— Start Entries —

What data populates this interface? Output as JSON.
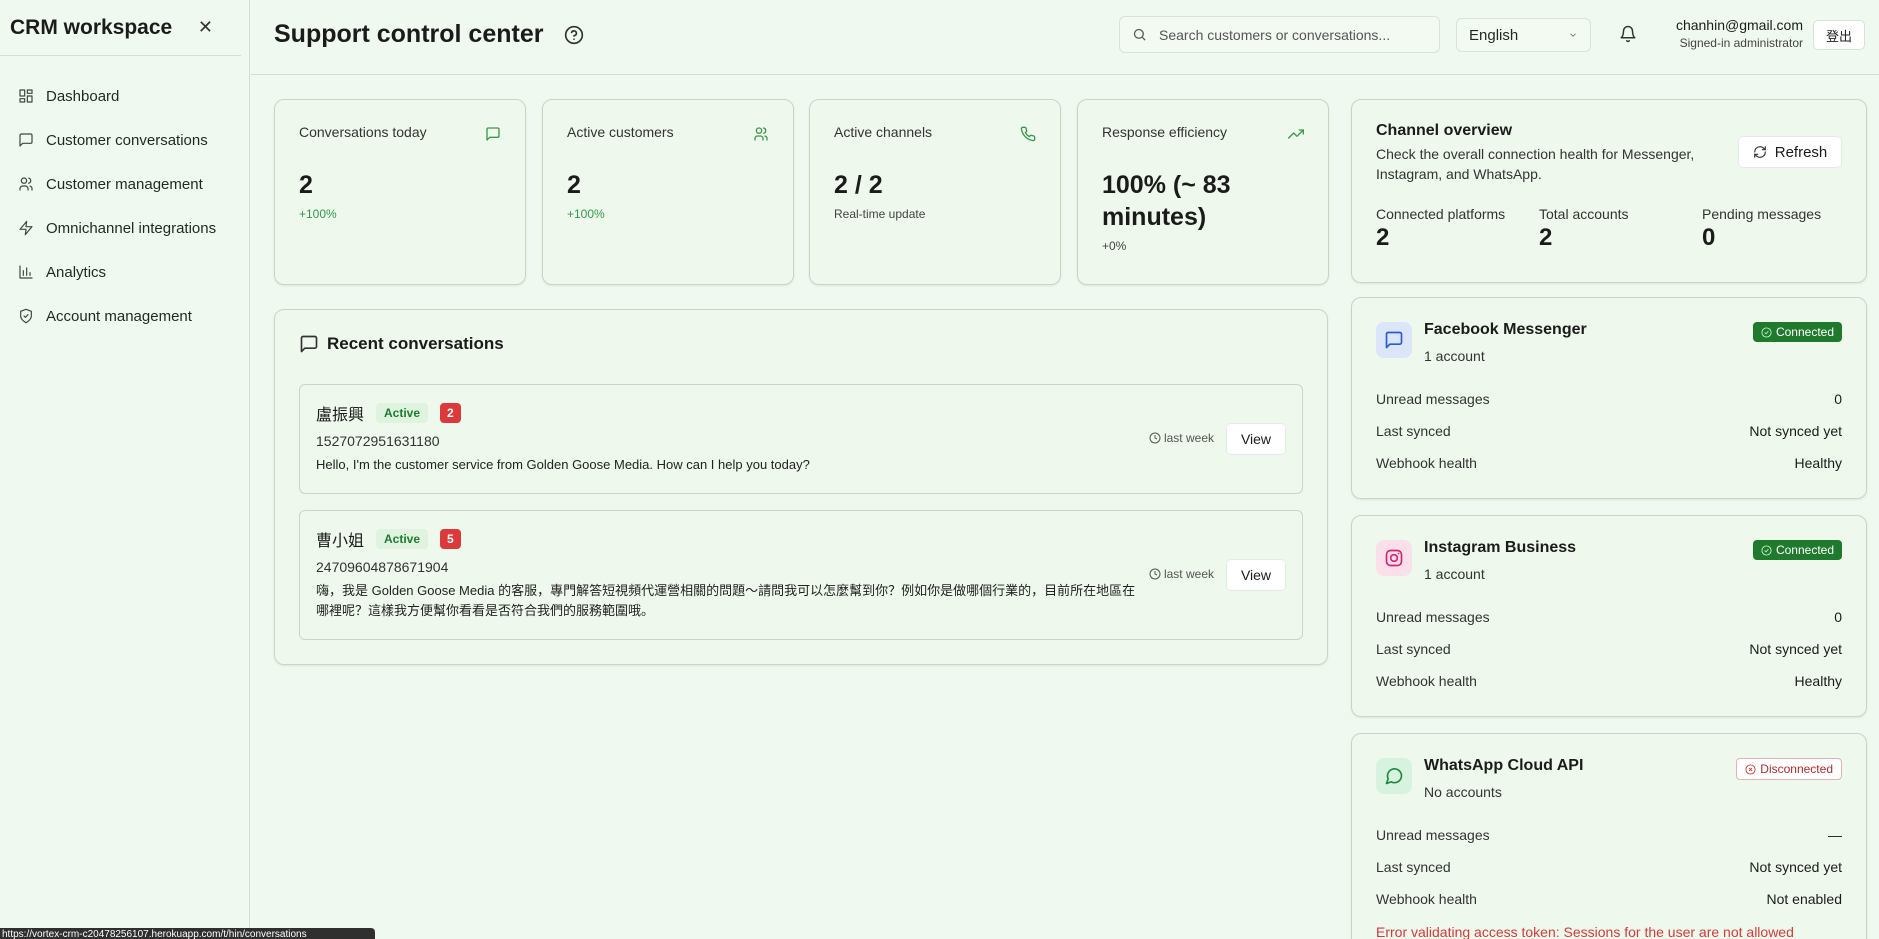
{
  "sidebar": {
    "title": "CRM workspace",
    "close": "✕",
    "items": [
      {
        "label": "Dashboard",
        "icon": "dashboard-icon"
      },
      {
        "label": "Customer conversations",
        "icon": "chat-icon"
      },
      {
        "label": "Customer management",
        "icon": "users-icon"
      },
      {
        "label": "Omnichannel integrations",
        "icon": "bolt-icon"
      },
      {
        "label": "Analytics",
        "icon": "bar-chart-icon"
      },
      {
        "label": "Account management",
        "icon": "shield-icon"
      }
    ]
  },
  "header": {
    "title": "Support control center",
    "search_placeholder": "Search customers or conversations...",
    "language": "English",
    "user_email": "chanhin@gmail.com",
    "user_role": "Signed-in administrator",
    "logout": "登出"
  },
  "stats": [
    {
      "label": "Conversations today",
      "value": "2",
      "sub": "+100%",
      "icon": "chat-icon"
    },
    {
      "label": "Active customers",
      "value": "2",
      "sub": "+100%",
      "icon": "users-icon"
    },
    {
      "label": "Active channels",
      "value": "2 / 2",
      "sub": "Real-time update",
      "icon": "phone-icon"
    },
    {
      "label": "Response efficiency",
      "value": "100% (~ 83 minutes)",
      "sub": "+0%",
      "icon": "trending-up-icon"
    }
  ],
  "recent": {
    "title": "Recent conversations",
    "items": [
      {
        "name": "盧振興",
        "status": "Active",
        "count": "2",
        "id": "1527072951631180",
        "message": "Hello, I'm the customer service from Golden Goose Media. How can I help you today?",
        "time": "last week",
        "view": "View"
      },
      {
        "name": "曹小姐",
        "status": "Active",
        "count": "5",
        "id": "24709604878671904",
        "message": "嗨，我是 Golden Goose Media 的客服，專門解答短視頻代運營相關的問題～請問我可以怎麼幫到你？例如你是做哪個行業的，目前所在地區在哪裡呢？這樣我方便幫你看看是否符合我們的服務範圍哦。",
        "time": "last week",
        "view": "View"
      }
    ]
  },
  "overview": {
    "title": "Channel overview",
    "description": "Check the overall connection health for Messenger, Instagram, and WhatsApp.",
    "refresh": "Refresh",
    "stats": [
      {
        "label": "Connected platforms",
        "value": "2"
      },
      {
        "label": "Total accounts",
        "value": "2"
      },
      {
        "label": "Pending messages",
        "value": "0"
      }
    ]
  },
  "channels": [
    {
      "name": "Facebook Messenger",
      "accounts": "1 account",
      "status": "Connected",
      "icon": "messenger-icon",
      "rows": [
        {
          "label": "Unread messages",
          "value": "0"
        },
        {
          "label": "Last synced",
          "value": "Not synced yet"
        },
        {
          "label": "Webhook health",
          "value": "Healthy"
        }
      ]
    },
    {
      "name": "Instagram Business",
      "accounts": "1 account",
      "status": "Connected",
      "icon": "instagram-icon",
      "rows": [
        {
          "label": "Unread messages",
          "value": "0"
        },
        {
          "label": "Last synced",
          "value": "Not synced yet"
        },
        {
          "label": "Webhook health",
          "value": "Healthy"
        }
      ]
    },
    {
      "name": "WhatsApp Cloud API",
      "accounts": "No accounts",
      "status": "Disconnected",
      "icon": "whatsapp-icon",
      "rows": [
        {
          "label": "Unread messages",
          "value": "—"
        },
        {
          "label": "Last synced",
          "value": "Not synced yet"
        },
        {
          "label": "Webhook health",
          "value": "Not enabled"
        }
      ],
      "error": "Error validating access token: Sessions for the user are not allowed"
    }
  ],
  "status_bar": "https://vortex-crm-c20478256107.herokuapp.com/t/hin/conversations",
  "colors": {
    "background": "#f0f9ef",
    "accent": "#2f9a47",
    "connected": "#1f7a2e",
    "error": "#d43a3a",
    "badge_count": "#dc3a3a"
  }
}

— End Entries —

_Given exercise_
Repeat all of the records verbatim, leaving out the pictures.

_Task result_
What data populates this interface? Output as JSON.
{
  "sidebar": {
    "title": "CRM workspace",
    "close": "✕",
    "items": [
      {
        "label": "Dashboard",
        "icon": "dashboard-icon"
      },
      {
        "label": "Customer conversations",
        "icon": "chat-icon"
      },
      {
        "label": "Customer management",
        "icon": "users-icon"
      },
      {
        "label": "Omnichannel integrations",
        "icon": "bolt-icon"
      },
      {
        "label": "Analytics",
        "icon": "bar-chart-icon"
      },
      {
        "label": "Account management",
        "icon": "shield-icon"
      }
    ]
  },
  "header": {
    "title": "Support control center",
    "search_placeholder": "Search customers or conversations...",
    "language": "English",
    "user_email": "chanhin@gmail.com",
    "user_role": "Signed-in administrator",
    "logout": "登出"
  },
  "stats": [
    {
      "label": "Conversations today",
      "value": "2",
      "sub": "+100%",
      "icon": "chat-icon"
    },
    {
      "label": "Active customers",
      "value": "2",
      "sub": "+100%",
      "icon": "users-icon"
    },
    {
      "label": "Active channels",
      "value": "2 / 2",
      "sub": "Real-time update",
      "icon": "phone-icon"
    },
    {
      "label": "Response efficiency",
      "value": "100% (~ 83 minutes)",
      "sub": "+0%",
      "icon": "trending-up-icon"
    }
  ],
  "recent": {
    "title": "Recent conversations",
    "items": [
      {
        "name": "盧振興",
        "status": "Active",
        "count": "2",
        "id": "1527072951631180",
        "message": "Hello, I'm the customer service from Golden Goose Media. How can I help you today?",
        "time": "last week",
        "view": "View"
      },
      {
        "name": "曹小姐",
        "status": "Active",
        "count": "5",
        "id": "24709604878671904",
        "message": "嗨，我是 Golden Goose Media 的客服，專門解答短視頻代運營相關的問題～請問我可以怎麼幫到你？例如你是做哪個行業的，目前所在地區在哪裡呢？這樣我方便幫你看看是否符合我們的服務範圍哦。",
        "time": "last week",
        "view": "View"
      }
    ]
  },
  "overview": {
    "title": "Channel overview",
    "description": "Check the overall connection health for Messenger, Instagram, and WhatsApp.",
    "refresh": "Refresh",
    "stats": [
      {
        "label": "Connected platforms",
        "value": "2"
      },
      {
        "label": "Total accounts",
        "value": "2"
      },
      {
        "label": "Pending messages",
        "value": "0"
      }
    ]
  },
  "channels": [
    {
      "name": "Facebook Messenger",
      "accounts": "1 account",
      "status": "Connected",
      "icon": "messenger-icon",
      "rows": [
        {
          "label": "Unread messages",
          "value": "0"
        },
        {
          "label": "Last synced",
          "value": "Not synced yet"
        },
        {
          "label": "Webhook health",
          "value": "Healthy"
        }
      ]
    },
    {
      "name": "Instagram Business",
      "accounts": "1 account",
      "status": "Connected",
      "icon": "instagram-icon",
      "rows": [
        {
          "label": "Unread messages",
          "value": "0"
        },
        {
          "label": "Last synced",
          "value": "Not synced yet"
        },
        {
          "label": "Webhook health",
          "value": "Healthy"
        }
      ]
    },
    {
      "name": "WhatsApp Cloud API",
      "accounts": "No accounts",
      "status": "Disconnected",
      "icon": "whatsapp-icon",
      "rows": [
        {
          "label": "Unread messages",
          "value": "—"
        },
        {
          "label": "Last synced",
          "value": "Not synced yet"
        },
        {
          "label": "Webhook health",
          "value": "Not enabled"
        }
      ],
      "error": "Error validating access token: Sessions for the user are not allowed"
    }
  ],
  "status_bar": "https://vortex-crm-c20478256107.herokuapp.com/t/hin/conversations",
  "colors": {
    "background": "#f0f9ef",
    "accent": "#2f9a47",
    "connected": "#1f7a2e",
    "error": "#d43a3a",
    "badge_count": "#dc3a3a"
  }
}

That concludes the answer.